_Required work_
All entries are to be given again verbatim.

□ □ □ □ □

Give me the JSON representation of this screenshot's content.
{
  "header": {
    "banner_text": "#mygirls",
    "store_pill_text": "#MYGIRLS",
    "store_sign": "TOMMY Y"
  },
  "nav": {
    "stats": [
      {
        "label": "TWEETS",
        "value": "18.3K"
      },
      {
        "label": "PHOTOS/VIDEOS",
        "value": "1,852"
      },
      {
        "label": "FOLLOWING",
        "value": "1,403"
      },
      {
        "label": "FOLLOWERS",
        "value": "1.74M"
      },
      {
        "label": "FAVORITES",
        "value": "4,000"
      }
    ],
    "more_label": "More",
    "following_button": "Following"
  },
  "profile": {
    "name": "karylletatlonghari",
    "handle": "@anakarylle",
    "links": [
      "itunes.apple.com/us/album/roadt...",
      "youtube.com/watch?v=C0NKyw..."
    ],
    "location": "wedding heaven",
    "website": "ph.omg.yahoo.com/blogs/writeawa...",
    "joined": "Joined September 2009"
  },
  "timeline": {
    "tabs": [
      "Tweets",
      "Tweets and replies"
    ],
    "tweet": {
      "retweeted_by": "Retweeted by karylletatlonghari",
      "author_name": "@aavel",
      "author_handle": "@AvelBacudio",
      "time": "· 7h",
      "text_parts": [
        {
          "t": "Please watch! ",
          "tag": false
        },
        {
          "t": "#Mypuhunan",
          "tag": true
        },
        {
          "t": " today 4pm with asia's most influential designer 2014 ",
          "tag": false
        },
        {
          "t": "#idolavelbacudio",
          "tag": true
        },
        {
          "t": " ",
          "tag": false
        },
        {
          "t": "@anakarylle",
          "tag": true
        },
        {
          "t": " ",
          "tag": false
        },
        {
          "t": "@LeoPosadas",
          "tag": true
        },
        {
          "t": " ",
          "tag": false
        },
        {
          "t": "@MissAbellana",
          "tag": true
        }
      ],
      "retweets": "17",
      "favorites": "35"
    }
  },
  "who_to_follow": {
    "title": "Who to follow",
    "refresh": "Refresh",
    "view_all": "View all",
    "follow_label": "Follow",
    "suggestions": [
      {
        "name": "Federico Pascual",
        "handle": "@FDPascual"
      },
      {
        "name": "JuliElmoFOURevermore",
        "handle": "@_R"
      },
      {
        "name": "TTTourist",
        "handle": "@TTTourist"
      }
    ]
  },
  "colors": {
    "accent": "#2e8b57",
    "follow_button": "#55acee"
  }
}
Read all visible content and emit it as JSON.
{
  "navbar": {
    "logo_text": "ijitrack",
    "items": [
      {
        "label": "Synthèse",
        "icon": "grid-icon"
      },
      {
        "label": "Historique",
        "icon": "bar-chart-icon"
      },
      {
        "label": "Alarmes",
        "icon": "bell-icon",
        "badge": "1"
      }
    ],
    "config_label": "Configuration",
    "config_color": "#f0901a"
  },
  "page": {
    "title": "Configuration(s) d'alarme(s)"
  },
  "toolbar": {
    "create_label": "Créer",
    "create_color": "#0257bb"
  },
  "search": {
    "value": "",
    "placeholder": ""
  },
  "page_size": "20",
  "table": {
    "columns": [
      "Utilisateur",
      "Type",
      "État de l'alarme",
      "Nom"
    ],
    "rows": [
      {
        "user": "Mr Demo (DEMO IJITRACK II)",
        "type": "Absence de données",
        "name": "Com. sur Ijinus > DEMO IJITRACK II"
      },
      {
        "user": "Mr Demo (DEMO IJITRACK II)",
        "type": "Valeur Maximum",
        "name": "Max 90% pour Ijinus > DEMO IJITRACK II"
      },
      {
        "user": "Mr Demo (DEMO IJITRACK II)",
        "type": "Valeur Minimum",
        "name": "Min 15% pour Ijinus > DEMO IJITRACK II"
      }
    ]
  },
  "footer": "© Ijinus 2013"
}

□ □ □ □ □

_Exercise solution_
Give me the JSON representation of this screenshot's content.
{
  "header": {
    "banner_text": "#mygirls",
    "store_pill_text": "#MYGIRLS",
    "store_sign": "TOMMY Y"
  },
  "nav": {
    "stats": [
      {
        "label": "TWEETS",
        "value": "18.3K"
      },
      {
        "label": "PHOTOS/VIDEOS",
        "value": "1,852"
      },
      {
        "label": "FOLLOWING",
        "value": "1,403"
      },
      {
        "label": "FOLLOWERS",
        "value": "1.74M"
      },
      {
        "label": "FAVORITES",
        "value": "4,000"
      }
    ],
    "more_label": "More",
    "following_button": "Following"
  },
  "profile": {
    "name": "karylletatlonghari",
    "handle": "@anakarylle",
    "links": [
      "itunes.apple.com/us/album/roadt...",
      "youtube.com/watch?v=C0NKyw..."
    ],
    "location": "wedding heaven",
    "website": "ph.omg.yahoo.com/blogs/writeawa...",
    "joined": "Joined September 2009"
  },
  "timeline": {
    "tabs": [
      "Tweets",
      "Tweets and replies"
    ],
    "tweet": {
      "retweeted_by": "Retweeted by karylletatlonghari",
      "author_name": "@aavel",
      "author_handle": "@AvelBacudio",
      "time": "· 7h",
      "text_parts": [
        {
          "t": "Please watch! ",
          "tag": false
        },
        {
          "t": "#Mypuhunan",
          "tag": true
        },
        {
          "t": " today 4pm with asia's most influential designer 2014 ",
          "tag": false
        },
        {
          "t": "#idolavelbacudio",
          "tag": true
        },
        {
          "t": " ",
          "tag": false
        },
        {
          "t": "@anakarylle",
          "tag": true
        },
        {
          "t": " ",
          "tag": false
        },
        {
          "t": "@LeoPosadas",
          "tag": true
        },
        {
          "t": " ",
          "tag": false
        },
        {
          "t": "@MissAbellana",
          "tag": true
        }
      ],
      "retweets": "17",
      "favorites": "35"
    }
  },
  "who_to_follow": {
    "title": "Who to follow",
    "refresh": "Refresh",
    "view_all": "View all",
    "follow_label": "Follow",
    "suggestions": [
      {
        "name": "Federico Pascual",
        "handle": "@FDPascual"
      },
      {
        "name": "JuliElmoFOURevermore",
        "handle": "@_R"
      },
      {
        "name": "TTTourist",
        "handle": "@TTTourist"
      }
    ]
  },
  "colors": {
    "accent": "#2e8b57",
    "follow_button": "#55acee"
  }
}
Read all visible content and emit it as JSON.
{
  "navbar": {
    "logo_text": "ijitrack",
    "items": [
      {
        "label": "Synthèse",
        "icon": "grid-icon"
      },
      {
        "label": "Historique",
        "icon": "bar-chart-icon"
      },
      {
        "label": "Alarmes",
        "icon": "bell-icon",
        "badge": "1"
      }
    ],
    "config_label": "Configuration",
    "config_color": "#f0901a"
  },
  "page": {
    "title": "Configuration(s) d'alarme(s)"
  },
  "toolbar": {
    "create_label": "Créer",
    "create_color": "#0257bb"
  },
  "search": {
    "value": "",
    "placeholder": ""
  },
  "page_size": "20",
  "table": {
    "columns": [
      "Utilisateur",
      "Type",
      "État de l'alarme",
      "Nom"
    ],
    "rows": [
      {
        "user": "Mr Demo (DEMO IJITRACK II)",
        "type": "Absence de données",
        "name": "Com. sur Ijinus > DEMO IJITRACK II"
      },
      {
        "user": "Mr Demo (DEMO IJITRACK II)",
        "type": "Valeur Maximum",
        "name": "Max 90% pour Ijinus > DEMO IJITRACK II"
      },
      {
        "user": "Mr Demo (DEMO IJITRACK II)",
        "type": "Valeur Minimum",
        "name": "Min 15% pour Ijinus > DEMO IJITRACK II"
      }
    ]
  },
  "footer": "© Ijinus 2013"
}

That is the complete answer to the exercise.